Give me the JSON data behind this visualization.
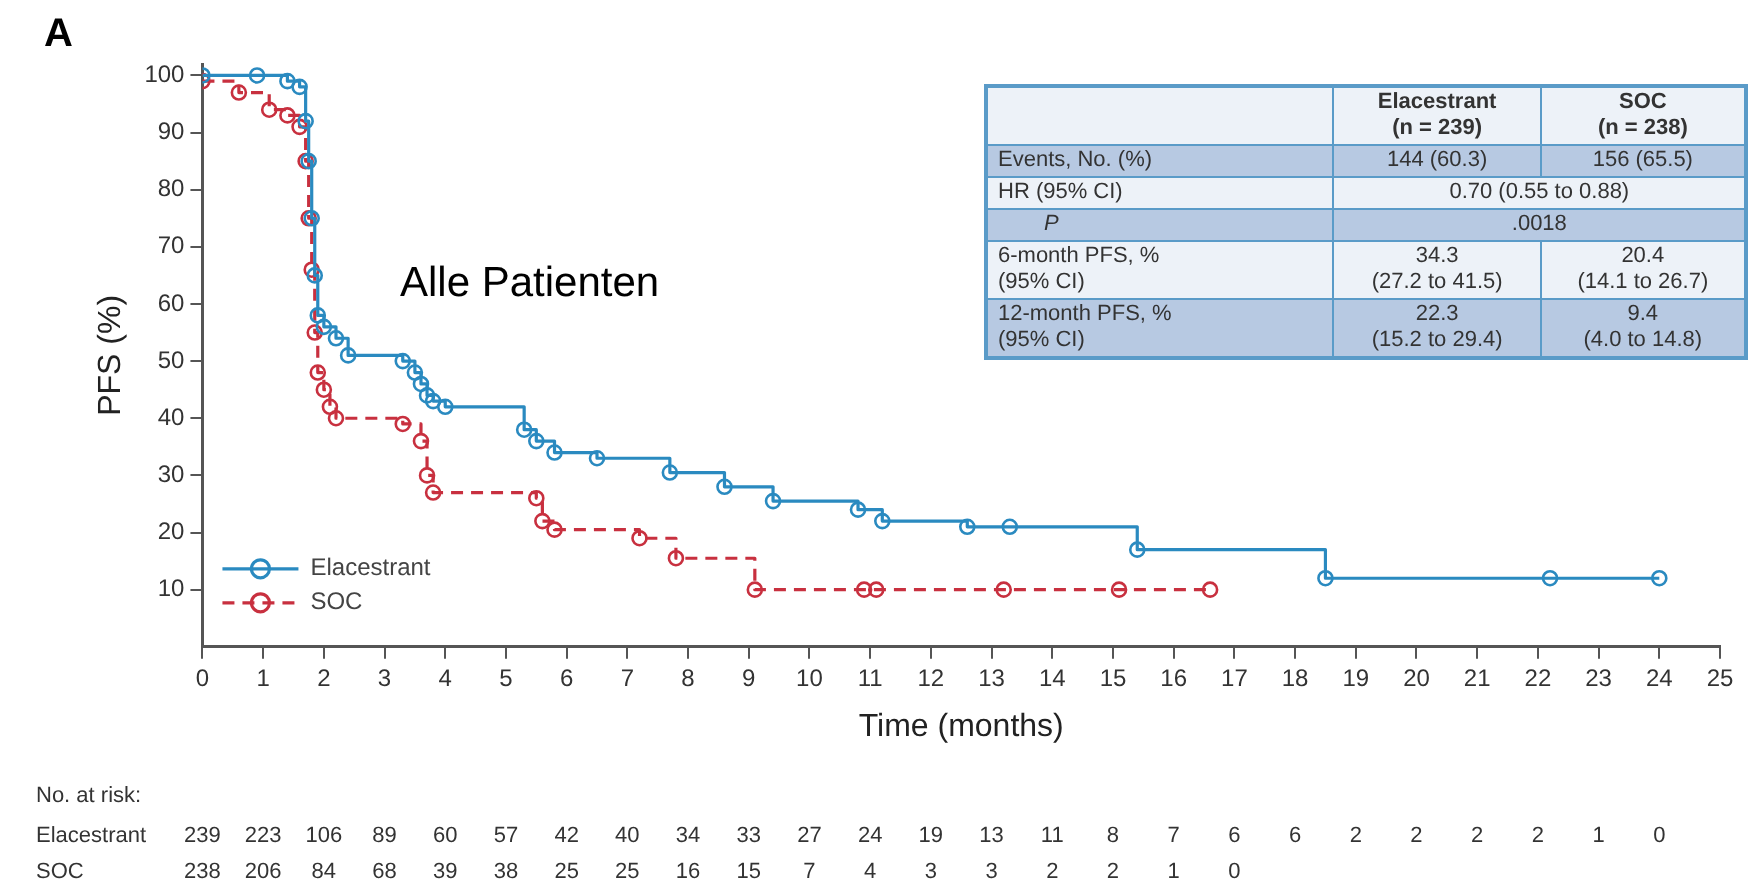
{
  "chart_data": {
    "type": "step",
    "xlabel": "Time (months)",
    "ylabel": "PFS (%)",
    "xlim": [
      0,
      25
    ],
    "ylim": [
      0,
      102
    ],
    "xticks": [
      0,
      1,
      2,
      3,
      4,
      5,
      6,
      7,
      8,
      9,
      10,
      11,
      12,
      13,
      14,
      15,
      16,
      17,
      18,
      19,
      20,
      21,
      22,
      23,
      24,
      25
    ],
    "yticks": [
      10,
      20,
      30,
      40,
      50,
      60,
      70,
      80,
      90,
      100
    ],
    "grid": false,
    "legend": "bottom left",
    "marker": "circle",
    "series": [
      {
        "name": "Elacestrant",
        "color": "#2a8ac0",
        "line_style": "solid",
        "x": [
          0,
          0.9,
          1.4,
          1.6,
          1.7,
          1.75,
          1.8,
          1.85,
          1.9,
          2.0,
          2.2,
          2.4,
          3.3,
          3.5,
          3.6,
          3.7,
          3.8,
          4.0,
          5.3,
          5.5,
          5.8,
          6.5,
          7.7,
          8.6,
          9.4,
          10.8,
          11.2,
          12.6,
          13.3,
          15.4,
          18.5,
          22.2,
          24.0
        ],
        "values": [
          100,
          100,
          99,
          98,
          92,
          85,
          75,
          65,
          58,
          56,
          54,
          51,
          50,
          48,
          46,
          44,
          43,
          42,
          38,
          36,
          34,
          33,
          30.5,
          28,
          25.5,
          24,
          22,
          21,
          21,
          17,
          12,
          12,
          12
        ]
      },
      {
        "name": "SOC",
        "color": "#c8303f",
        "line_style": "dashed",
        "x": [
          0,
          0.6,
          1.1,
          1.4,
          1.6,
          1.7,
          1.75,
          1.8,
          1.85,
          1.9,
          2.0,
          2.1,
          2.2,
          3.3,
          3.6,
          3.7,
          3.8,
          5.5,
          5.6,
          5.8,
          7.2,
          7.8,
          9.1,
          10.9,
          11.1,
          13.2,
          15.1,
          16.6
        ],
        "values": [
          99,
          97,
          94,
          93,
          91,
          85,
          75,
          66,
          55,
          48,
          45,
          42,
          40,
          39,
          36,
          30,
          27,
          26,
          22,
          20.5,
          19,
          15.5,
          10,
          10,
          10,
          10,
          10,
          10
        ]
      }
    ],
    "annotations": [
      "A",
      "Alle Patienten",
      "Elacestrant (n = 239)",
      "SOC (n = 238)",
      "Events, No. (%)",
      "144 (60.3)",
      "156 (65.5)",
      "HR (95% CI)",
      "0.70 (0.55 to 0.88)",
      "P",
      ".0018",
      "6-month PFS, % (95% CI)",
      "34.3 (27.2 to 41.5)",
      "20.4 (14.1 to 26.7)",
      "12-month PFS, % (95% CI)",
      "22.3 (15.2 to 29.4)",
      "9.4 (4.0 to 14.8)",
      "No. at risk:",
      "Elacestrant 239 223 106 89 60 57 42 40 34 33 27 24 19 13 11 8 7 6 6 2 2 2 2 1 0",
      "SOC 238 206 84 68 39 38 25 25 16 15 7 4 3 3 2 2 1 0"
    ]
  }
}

::::

§ Aim:
Repeat the lines above exactly, and keep every picture out.

§ Answer to the problem:
Give me the JSON data behind this visualization.
{
  "chart_data": {
    "type": "step",
    "xlabel": "Time (months)",
    "ylabel": "PFS (%)",
    "xlim": [
      0,
      25
    ],
    "ylim": [
      0,
      102
    ],
    "xticks": [
      0,
      1,
      2,
      3,
      4,
      5,
      6,
      7,
      8,
      9,
      10,
      11,
      12,
      13,
      14,
      15,
      16,
      17,
      18,
      19,
      20,
      21,
      22,
      23,
      24,
      25
    ],
    "yticks": [
      10,
      20,
      30,
      40,
      50,
      60,
      70,
      80,
      90,
      100
    ],
    "grid": false,
    "legend": "bottom left",
    "marker": "circle",
    "series": [
      {
        "name": "Elacestrant",
        "color": "#2a8ac0",
        "line_style": "solid",
        "x": [
          0,
          0.9,
          1.4,
          1.6,
          1.7,
          1.75,
          1.8,
          1.85,
          1.9,
          2.0,
          2.2,
          2.4,
          3.3,
          3.5,
          3.6,
          3.7,
          3.8,
          4.0,
          5.3,
          5.5,
          5.8,
          6.5,
          7.7,
          8.6,
          9.4,
          10.8,
          11.2,
          12.6,
          13.3,
          15.4,
          18.5,
          22.2,
          24.0
        ],
        "values": [
          100,
          100,
          99,
          98,
          92,
          85,
          75,
          65,
          58,
          56,
          54,
          51,
          50,
          48,
          46,
          44,
          43,
          42,
          38,
          36,
          34,
          33,
          30.5,
          28,
          25.5,
          24,
          22,
          21,
          21,
          17,
          12,
          12,
          12
        ]
      },
      {
        "name": "SOC",
        "color": "#c8303f",
        "line_style": "dashed",
        "x": [
          0,
          0.6,
          1.1,
          1.4,
          1.6,
          1.7,
          1.75,
          1.8,
          1.85,
          1.9,
          2.0,
          2.1,
          2.2,
          3.3,
          3.6,
          3.7,
          3.8,
          5.5,
          5.6,
          5.8,
          7.2,
          7.8,
          9.1,
          10.9,
          11.1,
          13.2,
          15.1,
          16.6
        ],
        "values": [
          99,
          97,
          94,
          93,
          91,
          85,
          75,
          66,
          55,
          48,
          45,
          42,
          40,
          39,
          36,
          30,
          27,
          26,
          22,
          20.5,
          19,
          15.5,
          10,
          10,
          10,
          10,
          10,
          10
        ]
      }
    ],
    "annotations": [
      "A",
      "Alle Patienten",
      "Elacestrant (n = 239)",
      "SOC (n = 238)",
      "Events, No. (%)",
      "144 (60.3)",
      "156 (65.5)",
      "HR (95% CI)",
      "0.70 (0.55 to 0.88)",
      "P",
      ".0018",
      "6-month PFS, % (95% CI)",
      "34.3 (27.2 to 41.5)",
      "20.4 (14.1 to 26.7)",
      "12-month PFS, % (95% CI)",
      "22.3 (15.2 to 29.4)",
      "9.4 (4.0 to 14.8)",
      "No. at risk:",
      "Elacestrant 239 223 106 89 60 57 42 40 34 33 27 24 19 13 11 8 7 6 6 2 2 2 2 1 0",
      "SOC 238 206 84 68 39 38 25 25 16 15 7 4 3 3 2 2 1 0"
    ]
  }
}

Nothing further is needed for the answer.